Given records:

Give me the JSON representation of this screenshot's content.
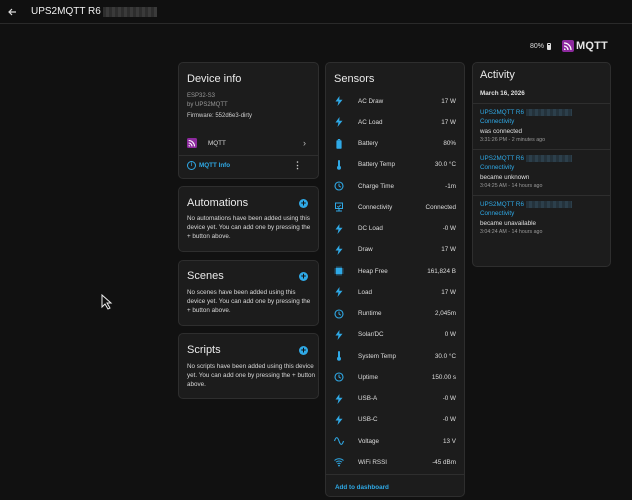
{
  "header": {
    "title": "UPS2MQTT R6"
  },
  "brand": {
    "battery_percent": "80%",
    "logo_text": "MQTT"
  },
  "device_info": {
    "title": "Device info",
    "model": "ESP32-S3",
    "manufacturer": "by UPS2MQTT",
    "firmware": "Firmware: 552d6e3-dirty",
    "integration": "MQTT",
    "info_link": "MQTT Info"
  },
  "automations": {
    "title": "Automations",
    "text": "No automations have been added using this device yet. You can add one by pressing the + button above."
  },
  "scenes": {
    "title": "Scenes",
    "text": "No scenes have been added using this device yet. You can add one by pressing the + button above."
  },
  "scripts": {
    "title": "Scripts",
    "text": "No scripts have been added using this device yet. You can add one by pressing the + button above."
  },
  "sensors": {
    "title": "Sensors",
    "add_link": "Add to dashboard",
    "items": [
      {
        "label": "AC Draw",
        "value": "17 W",
        "icon": "flash-icon"
      },
      {
        "label": "AC Load",
        "value": "17 W",
        "icon": "flash-icon"
      },
      {
        "label": "Battery",
        "value": "80%",
        "icon": "battery-icon"
      },
      {
        "label": "Battery Temp",
        "value": "30.0 °C",
        "icon": "thermometer-icon"
      },
      {
        "label": "Charge Time",
        "value": "-1m",
        "icon": "clock-icon"
      },
      {
        "label": "Connectivity",
        "value": "Connected",
        "icon": "connectivity-icon"
      },
      {
        "label": "DC Load",
        "value": "-0 W",
        "icon": "flash-icon"
      },
      {
        "label": "Draw",
        "value": "17 W",
        "icon": "flash-icon"
      },
      {
        "label": "Heap Free",
        "value": "161,824 B",
        "icon": "memory-icon"
      },
      {
        "label": "Load",
        "value": "17 W",
        "icon": "flash-icon"
      },
      {
        "label": "Runtime",
        "value": "2,045m",
        "icon": "clock-icon"
      },
      {
        "label": "Solar/DC",
        "value": "0 W",
        "icon": "flash-icon"
      },
      {
        "label": "System Temp",
        "value": "30.0 °C",
        "icon": "thermometer-icon"
      },
      {
        "label": "Uptime",
        "value": "150.00 s",
        "icon": "clock-icon"
      },
      {
        "label": "USB-A",
        "value": "-0 W",
        "icon": "flash-icon"
      },
      {
        "label": "USB-C",
        "value": "-0 W",
        "icon": "flash-icon"
      },
      {
        "label": "Voltage",
        "value": "13 V",
        "icon": "sine-wave-icon"
      },
      {
        "label": "WiFi RSSI",
        "value": "-45 dBm",
        "icon": "wifi-icon"
      }
    ]
  },
  "activity": {
    "title": "Activity",
    "date": "March 16, 2026",
    "items": [
      {
        "name": "UPS2MQTT R6",
        "entity": "Connectivity",
        "event": "was connected",
        "time": "3:31:26 PM - 2 minutes ago"
      },
      {
        "name": "UPS2MQTT R6",
        "entity": "Connectivity",
        "event": "became unknown",
        "time": "3:04:25 AM - 14 hours ago"
      },
      {
        "name": "UPS2MQTT R6",
        "entity": "Connectivity",
        "event": "became unavailable",
        "time": "3:04:24 AM - 14 hours ago"
      }
    ]
  },
  "colors": {
    "accent": "#2fa9e6",
    "background": "#111111",
    "card": "#1c1c1c",
    "mqtt_purple": "#8d2a9e"
  }
}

Task requirements:
Without including any pictures, print each record exactly.

Written solution:
Give me the JSON representation of this screenshot's content.
{
  "header": {
    "title": "UPS2MQTT R6"
  },
  "brand": {
    "battery_percent": "80%",
    "logo_text": "MQTT"
  },
  "device_info": {
    "title": "Device info",
    "model": "ESP32-S3",
    "manufacturer": "by UPS2MQTT",
    "firmware": "Firmware: 552d6e3-dirty",
    "integration": "MQTT",
    "info_link": "MQTT Info"
  },
  "automations": {
    "title": "Automations",
    "text": "No automations have been added using this device yet. You can add one by pressing the + button above."
  },
  "scenes": {
    "title": "Scenes",
    "text": "No scenes have been added using this device yet. You can add one by pressing the + button above."
  },
  "scripts": {
    "title": "Scripts",
    "text": "No scripts have been added using this device yet. You can add one by pressing the + button above."
  },
  "sensors": {
    "title": "Sensors",
    "add_link": "Add to dashboard",
    "items": [
      {
        "label": "AC Draw",
        "value": "17 W",
        "icon": "flash-icon"
      },
      {
        "label": "AC Load",
        "value": "17 W",
        "icon": "flash-icon"
      },
      {
        "label": "Battery",
        "value": "80%",
        "icon": "battery-icon"
      },
      {
        "label": "Battery Temp",
        "value": "30.0 °C",
        "icon": "thermometer-icon"
      },
      {
        "label": "Charge Time",
        "value": "-1m",
        "icon": "clock-icon"
      },
      {
        "label": "Connectivity",
        "value": "Connected",
        "icon": "connectivity-icon"
      },
      {
        "label": "DC Load",
        "value": "-0 W",
        "icon": "flash-icon"
      },
      {
        "label": "Draw",
        "value": "17 W",
        "icon": "flash-icon"
      },
      {
        "label": "Heap Free",
        "value": "161,824 B",
        "icon": "memory-icon"
      },
      {
        "label": "Load",
        "value": "17 W",
        "icon": "flash-icon"
      },
      {
        "label": "Runtime",
        "value": "2,045m",
        "icon": "clock-icon"
      },
      {
        "label": "Solar/DC",
        "value": "0 W",
        "icon": "flash-icon"
      },
      {
        "label": "System Temp",
        "value": "30.0 °C",
        "icon": "thermometer-icon"
      },
      {
        "label": "Uptime",
        "value": "150.00 s",
        "icon": "clock-icon"
      },
      {
        "label": "USB-A",
        "value": "-0 W",
        "icon": "flash-icon"
      },
      {
        "label": "USB-C",
        "value": "-0 W",
        "icon": "flash-icon"
      },
      {
        "label": "Voltage",
        "value": "13 V",
        "icon": "sine-wave-icon"
      },
      {
        "label": "WiFi RSSI",
        "value": "-45 dBm",
        "icon": "wifi-icon"
      }
    ]
  },
  "activity": {
    "title": "Activity",
    "date": "March 16, 2026",
    "items": [
      {
        "name": "UPS2MQTT R6",
        "entity": "Connectivity",
        "event": "was connected",
        "time": "3:31:26 PM - 2 minutes ago"
      },
      {
        "name": "UPS2MQTT R6",
        "entity": "Connectivity",
        "event": "became unknown",
        "time": "3:04:25 AM - 14 hours ago"
      },
      {
        "name": "UPS2MQTT R6",
        "entity": "Connectivity",
        "event": "became unavailable",
        "time": "3:04:24 AM - 14 hours ago"
      }
    ]
  },
  "colors": {
    "accent": "#2fa9e6",
    "background": "#111111",
    "card": "#1c1c1c",
    "mqtt_purple": "#8d2a9e"
  }
}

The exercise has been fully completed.